No images are to be carried over; print all other material exactly as it stands.

Entries from a dataset
--*--

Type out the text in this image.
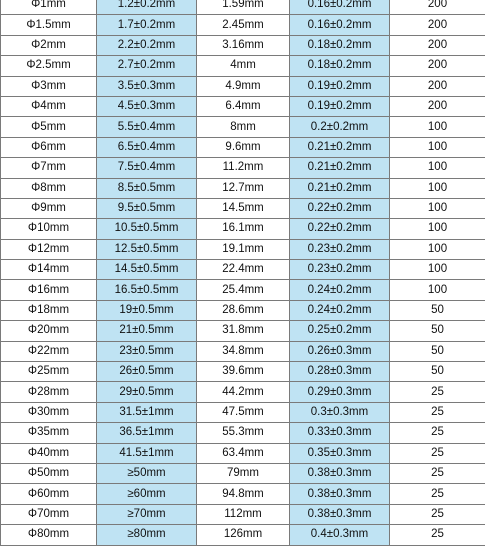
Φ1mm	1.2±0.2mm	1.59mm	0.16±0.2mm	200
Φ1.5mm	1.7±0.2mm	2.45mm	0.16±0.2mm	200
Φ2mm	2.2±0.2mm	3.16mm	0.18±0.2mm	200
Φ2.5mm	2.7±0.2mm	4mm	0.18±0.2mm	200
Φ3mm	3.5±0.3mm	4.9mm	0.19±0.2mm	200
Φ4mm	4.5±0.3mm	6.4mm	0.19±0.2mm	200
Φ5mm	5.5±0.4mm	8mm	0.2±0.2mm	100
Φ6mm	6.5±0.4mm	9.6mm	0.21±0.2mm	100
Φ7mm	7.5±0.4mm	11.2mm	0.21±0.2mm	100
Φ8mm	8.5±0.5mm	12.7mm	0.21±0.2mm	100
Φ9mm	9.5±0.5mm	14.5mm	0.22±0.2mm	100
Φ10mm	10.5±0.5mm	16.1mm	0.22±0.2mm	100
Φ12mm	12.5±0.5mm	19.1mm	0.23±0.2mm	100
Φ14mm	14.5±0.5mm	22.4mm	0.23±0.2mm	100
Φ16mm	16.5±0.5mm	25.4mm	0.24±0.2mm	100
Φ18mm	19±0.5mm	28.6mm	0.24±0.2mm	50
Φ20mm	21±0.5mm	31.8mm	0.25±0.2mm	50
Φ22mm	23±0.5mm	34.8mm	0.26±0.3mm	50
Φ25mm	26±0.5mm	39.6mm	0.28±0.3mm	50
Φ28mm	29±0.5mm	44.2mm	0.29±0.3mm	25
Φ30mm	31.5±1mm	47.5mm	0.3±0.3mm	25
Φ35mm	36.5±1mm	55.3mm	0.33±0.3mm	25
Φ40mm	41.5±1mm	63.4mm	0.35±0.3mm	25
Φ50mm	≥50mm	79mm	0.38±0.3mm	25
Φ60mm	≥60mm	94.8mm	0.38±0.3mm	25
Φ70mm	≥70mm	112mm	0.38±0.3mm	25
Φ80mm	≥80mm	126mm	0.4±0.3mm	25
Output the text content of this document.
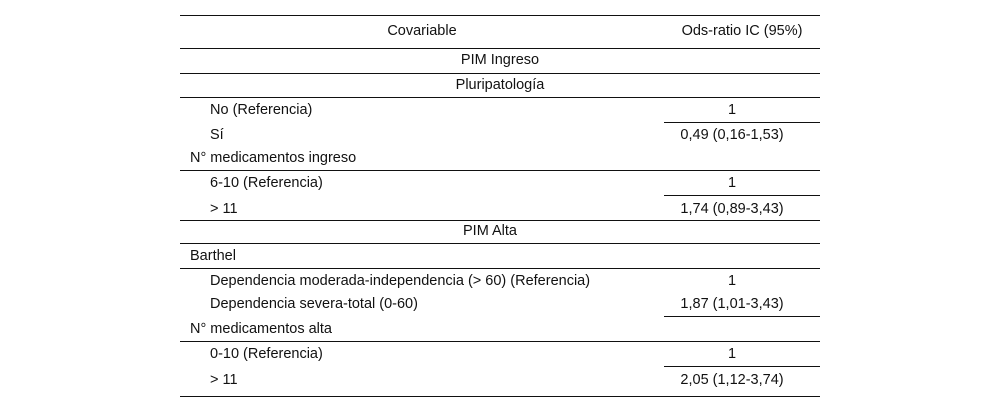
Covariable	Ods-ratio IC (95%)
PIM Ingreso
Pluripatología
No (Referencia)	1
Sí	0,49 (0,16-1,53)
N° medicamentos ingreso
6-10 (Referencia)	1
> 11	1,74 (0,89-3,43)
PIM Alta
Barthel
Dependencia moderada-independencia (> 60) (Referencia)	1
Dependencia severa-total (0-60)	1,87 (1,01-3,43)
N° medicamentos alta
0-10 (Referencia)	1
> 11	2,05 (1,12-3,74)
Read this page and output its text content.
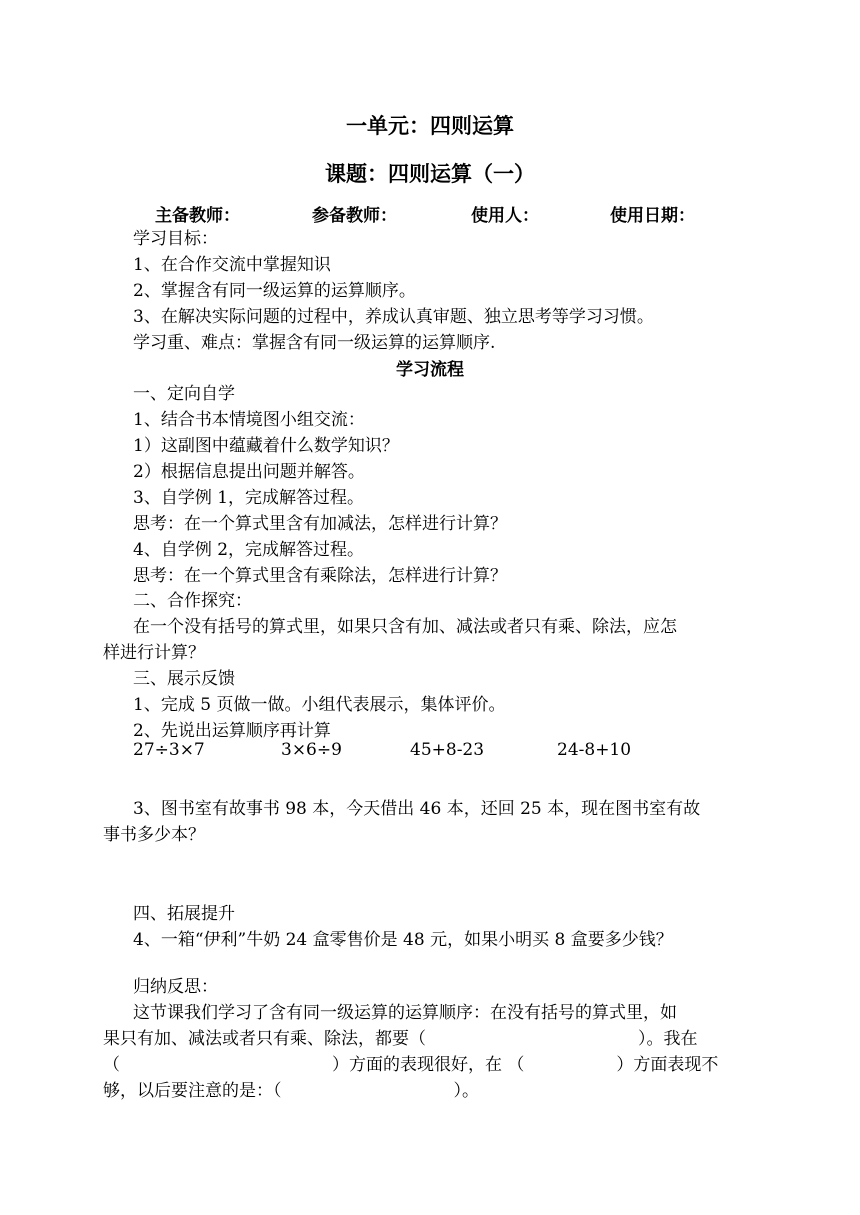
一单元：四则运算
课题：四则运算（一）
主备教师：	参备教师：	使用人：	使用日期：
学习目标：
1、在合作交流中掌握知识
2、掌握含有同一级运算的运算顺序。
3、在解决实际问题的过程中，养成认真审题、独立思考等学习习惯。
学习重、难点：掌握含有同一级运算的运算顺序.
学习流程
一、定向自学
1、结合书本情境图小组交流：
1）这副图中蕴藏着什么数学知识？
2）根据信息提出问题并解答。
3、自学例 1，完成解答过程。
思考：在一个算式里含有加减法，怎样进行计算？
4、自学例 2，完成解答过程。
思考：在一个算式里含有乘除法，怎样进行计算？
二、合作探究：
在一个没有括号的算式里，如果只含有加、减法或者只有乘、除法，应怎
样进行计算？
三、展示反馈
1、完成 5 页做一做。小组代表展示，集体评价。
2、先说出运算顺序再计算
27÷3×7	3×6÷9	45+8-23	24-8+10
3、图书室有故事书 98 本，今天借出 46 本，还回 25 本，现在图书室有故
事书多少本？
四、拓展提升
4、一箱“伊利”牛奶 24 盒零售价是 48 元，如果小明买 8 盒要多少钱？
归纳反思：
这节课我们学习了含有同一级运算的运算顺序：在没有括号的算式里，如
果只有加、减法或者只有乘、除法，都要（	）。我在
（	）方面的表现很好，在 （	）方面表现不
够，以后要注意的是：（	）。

--*--

• [COMPLETED EXERCISE]
Type out the text in this image.
Φ1mm	1.2±0.2mm	1.59mm	0.16±0.2mm	200
Φ1.5mm	1.7±0.2mm	2.45mm	0.16±0.2mm	200
Φ2mm	2.2±0.2mm	3.16mm	0.18±0.2mm	200
Φ2.5mm	2.7±0.2mm	4mm	0.18±0.2mm	200
Φ3mm	3.5±0.3mm	4.9mm	0.19±0.2mm	200
Φ4mm	4.5±0.3mm	6.4mm	0.19±0.2mm	200
Φ5mm	5.5±0.4mm	8mm	0.2±0.2mm	100
Φ6mm	6.5±0.4mm	9.6mm	0.21±0.2mm	100
Φ7mm	7.5±0.4mm	11.2mm	0.21±0.2mm	100
Φ8mm	8.5±0.5mm	12.7mm	0.21±0.2mm	100
Φ9mm	9.5±0.5mm	14.5mm	0.22±0.2mm	100
Φ10mm	10.5±0.5mm	16.1mm	0.22±0.2mm	100
Φ12mm	12.5±0.5mm	19.1mm	0.23±0.2mm	100
Φ14mm	14.5±0.5mm	22.4mm	0.23±0.2mm	100
Φ16mm	16.5±0.5mm	25.4mm	0.24±0.2mm	100
Φ18mm	19±0.5mm	28.6mm	0.24±0.2mm	50
Φ20mm	21±0.5mm	31.8mm	0.25±0.2mm	50
Φ22mm	23±0.5mm	34.8mm	0.26±0.3mm	50
Φ25mm	26±0.5mm	39.6mm	0.28±0.3mm	50
Φ28mm	29±0.5mm	44.2mm	0.29±0.3mm	25
Φ30mm	31.5±1mm	47.5mm	0.3±0.3mm	25
Φ35mm	36.5±1mm	55.3mm	0.33±0.3mm	25
Φ40mm	41.5±1mm	63.4mm	0.35±0.3mm	25
Φ50mm	≥50mm	79mm	0.38±0.3mm	25
Φ60mm	≥60mm	94.8mm	0.38±0.3mm	25
Φ70mm	≥70mm	112mm	0.38±0.3mm	25
Φ80mm	≥80mm	126mm	0.4±0.3mm	25
Output the text content of this document.
Covariable	Ods-ratio IC (95%)
PIM Ingreso
Pluripatología
No (Referencia)	1
Sí	0,49 (0,16-1,53)
N° medicamentos ingreso
6-10 (Referencia)	1
> 11	1,74 (0,89-3,43)
PIM Alta
Barthel
Dependencia moderada-independencia (> 60) (Referencia)	1
Dependencia severa-total (0-60)	1,87 (1,01-3,43)
N° medicamentos alta
0-10 (Referencia)	1
> 11	2,05 (1,12-3,74)
Read this page and output its text content.
一单元：四则运算
课题：四则运算（一）
主备教师：	参备教师：	使用人：	使用日期：
学习目标：
1、在合作交流中掌握知识
2、掌握含有同一级运算的运算顺序。
3、在解决实际问题的过程中，养成认真审题、独立思考等学习习惯。
学习重、难点：掌握含有同一级运算的运算顺序.
学习流程
一、定向自学
1、结合书本情境图小组交流：
1）这副图中蕴藏着什么数学知识？
2）根据信息提出问题并解答。
3、自学例 1，完成解答过程。
思考：在一个算式里含有加减法，怎样进行计算？
4、自学例 2，完成解答过程。
思考：在一个算式里含有乘除法，怎样进行计算？
二、合作探究：
在一个没有括号的算式里，如果只含有加、减法或者只有乘、除法，应怎
样进行计算？
三、展示反馈
1、完成 5 页做一做。小组代表展示，集体评价。
2、先说出运算顺序再计算
27÷3×7	3×6÷9	45+8-23	24-8+10
3、图书室有故事书 98 本，今天借出 46 本，还回 25 本，现在图书室有故
事书多少本？
四、拓展提升
4、一箱“伊利”牛奶 24 盒零售价是 48 元，如果小明买 8 盒要多少钱？
归纳反思：
这节课我们学习了含有同一级运算的运算顺序：在没有括号的算式里，如
果只有加、减法或者只有乘、除法，都要（	）。我在
（	）方面的表现很好，在 （	）方面表现不
够，以后要注意的是：（	）。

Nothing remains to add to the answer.